Any pictures in the records below should be skipped; write out everything else exactly.

┌──

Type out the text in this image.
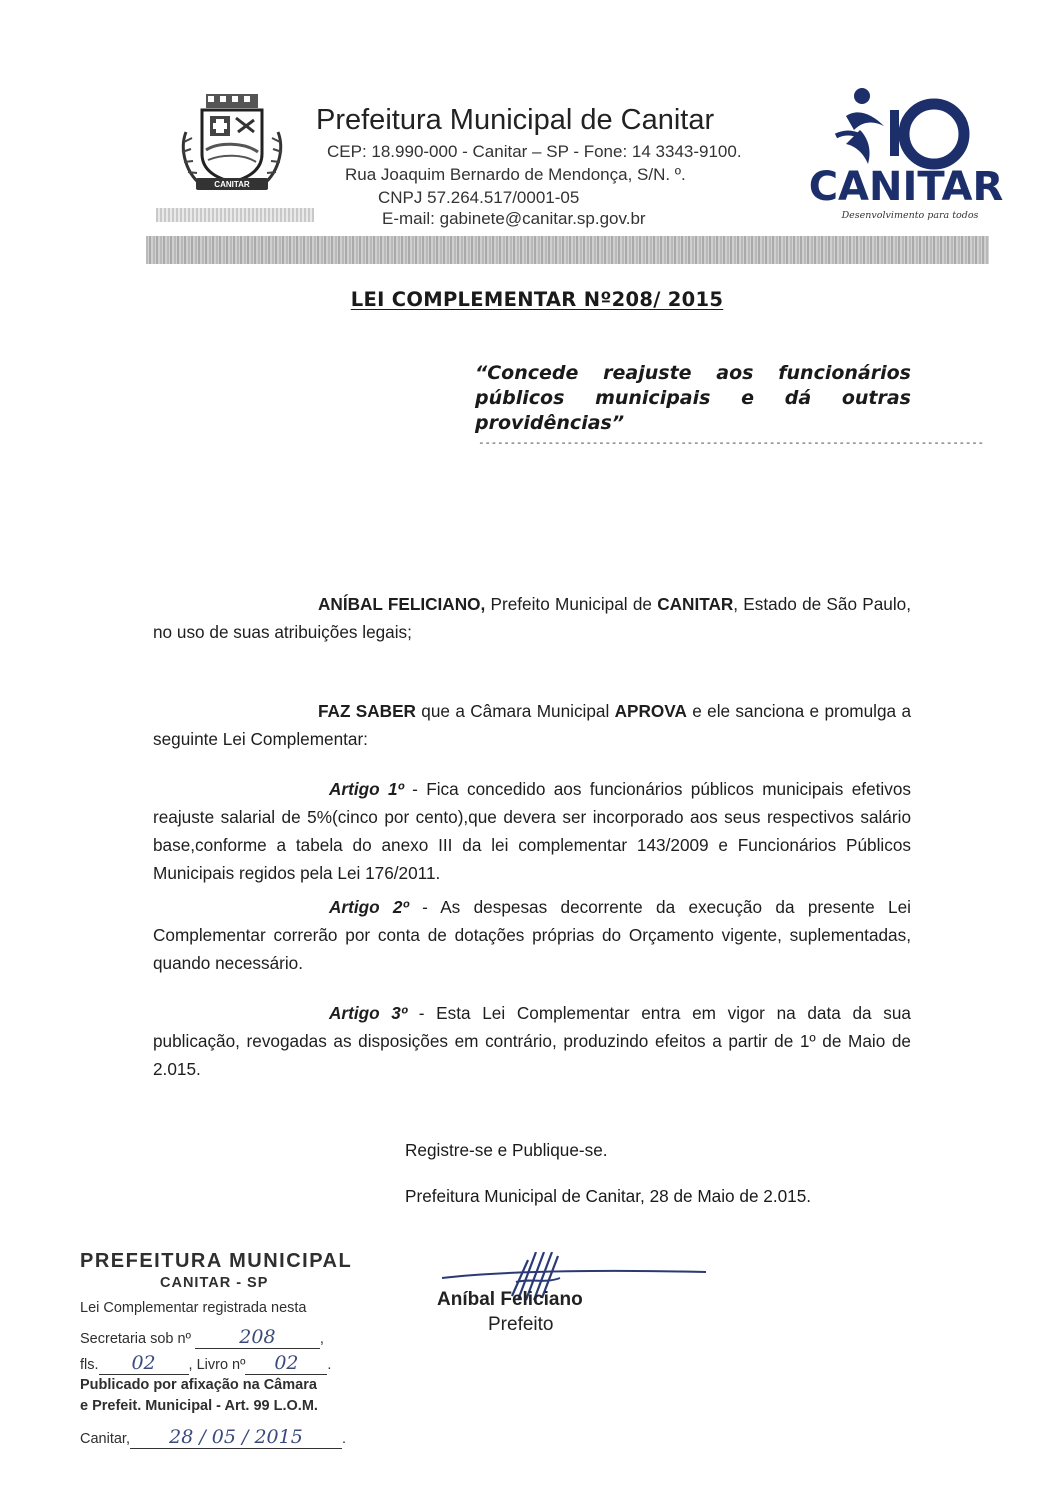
CANITAR
Prefeitura Municipal de Canitar
CEP: 18.990-000 - Canitar – SP - Fone: 14 3343-9100.
Rua Joaquim Bernardo de Mendonça, S/N. º.
CNPJ 57.264.517/0001-05
E-mail: gabinete@canitar.sp.gov.br
CANITAR
Desenvolvimento para todos
LEI COMPLEMENTAR Nº208/ 2015
“Concede reajuste aos funcionários públicos municipais e dá outras providências”
--------------------------------------------------------------------------------
ANÍBAL FELICIANO, Prefeito Municipal de CANITAR, Estado de São Paulo, no uso de suas atribuições legais;
FAZ SABER que a Câmara Municipal APROVA e ele sanciona e promulga a seguinte Lei Complementar:
Artigo 1º - Fica concedido aos funcionários públicos municipais efetivos reajuste salarial de 5%(cinco por cento),que devera ser incorporado aos seus respectivos salário base,conforme a tabela do anexo III da lei complementar 143/2009 e Funcionários Públicos Municipais regidos pela Lei 176/2011.
Artigo 2º - As despesas decorrente da execução da presente Lei Complementar correrão por conta de dotações próprias do Orçamento vigente, suplementadas, quando necessário.
Artigo 3º - Esta Lei Complementar entra em vigor na data da sua publicação, revogadas as disposições em contrário, produzindo efeitos a partir de 1º de Maio de 2.015.
Registre-se e Publique-se.
Prefeitura Municipal de Canitar, 28 de Maio de 2.015.
PREFEITURA MUNICIPAL
CANITAR - SP
Lei Complementar registrada nesta
Secretaria sob nº	208	,
fls. 02 , Livro nº 02 .
Publicado por afixação na Câmara
e Prefeit. Municipal - Art. 99 L.O.M.
Canitar, 28 / 05 / 2015	.
Aníbal Feliciano
Prefeito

└──

## [Exercise solution]
Type out the text in this image.
CANITAR
Prefeitura Municipal de Canitar
CEP: 18.990-000 - Canitar – SP - Fone: 14 3343-9100.
Rua Joaquim Bernardo de Mendonça, S/N. º.
CNPJ 57.264.517/0001-05
E-mail: gabinete@canitar.sp.gov.br
CANITAR
Desenvolvimento para todos
LEI COMPLEMENTAR Nº208/ 2015
“Concede reajuste aos funcionários públicos municipais e dá outras providências”
--------------------------------------------------------------------------------
ANÍBAL FELICIANO, Prefeito Municipal de CANITAR, Estado de São Paulo, no uso de suas atribuições legais;
FAZ SABER que a Câmara Municipal APROVA e ele sanciona e promulga a seguinte Lei Complementar:
Artigo 1º - Fica concedido aos funcionários públicos municipais efetivos reajuste salarial de 5%(cinco por cento),que devera ser incorporado aos seus respectivos salário base,conforme a tabela do anexo III da lei complementar 143/2009 e Funcionários Públicos Municipais regidos pela Lei 176/2011.
Artigo 2º - As despesas decorrente da execução da presente Lei Complementar correrão por conta de dotações próprias do Orçamento vigente, suplementadas, quando necessário.
Artigo 3º - Esta Lei Complementar entra em vigor na data da sua publicação, revogadas as disposições em contrário, produzindo efeitos a partir de 1º de Maio de 2.015.
Registre-se e Publique-se.
Prefeitura Municipal de Canitar, 28 de Maio de 2.015.
PREFEITURA MUNICIPAL
CANITAR - SP
Lei Complementar registrada nesta
Secretaria sob nº	208	,
fls. 02 , Livro nº 02 .
Publicado por afixação na Câmara
e Prefeit. Municipal - Art. 99 L.O.M.
Canitar, 28 / 05 / 2015	.
Aníbal Feliciano
Prefeito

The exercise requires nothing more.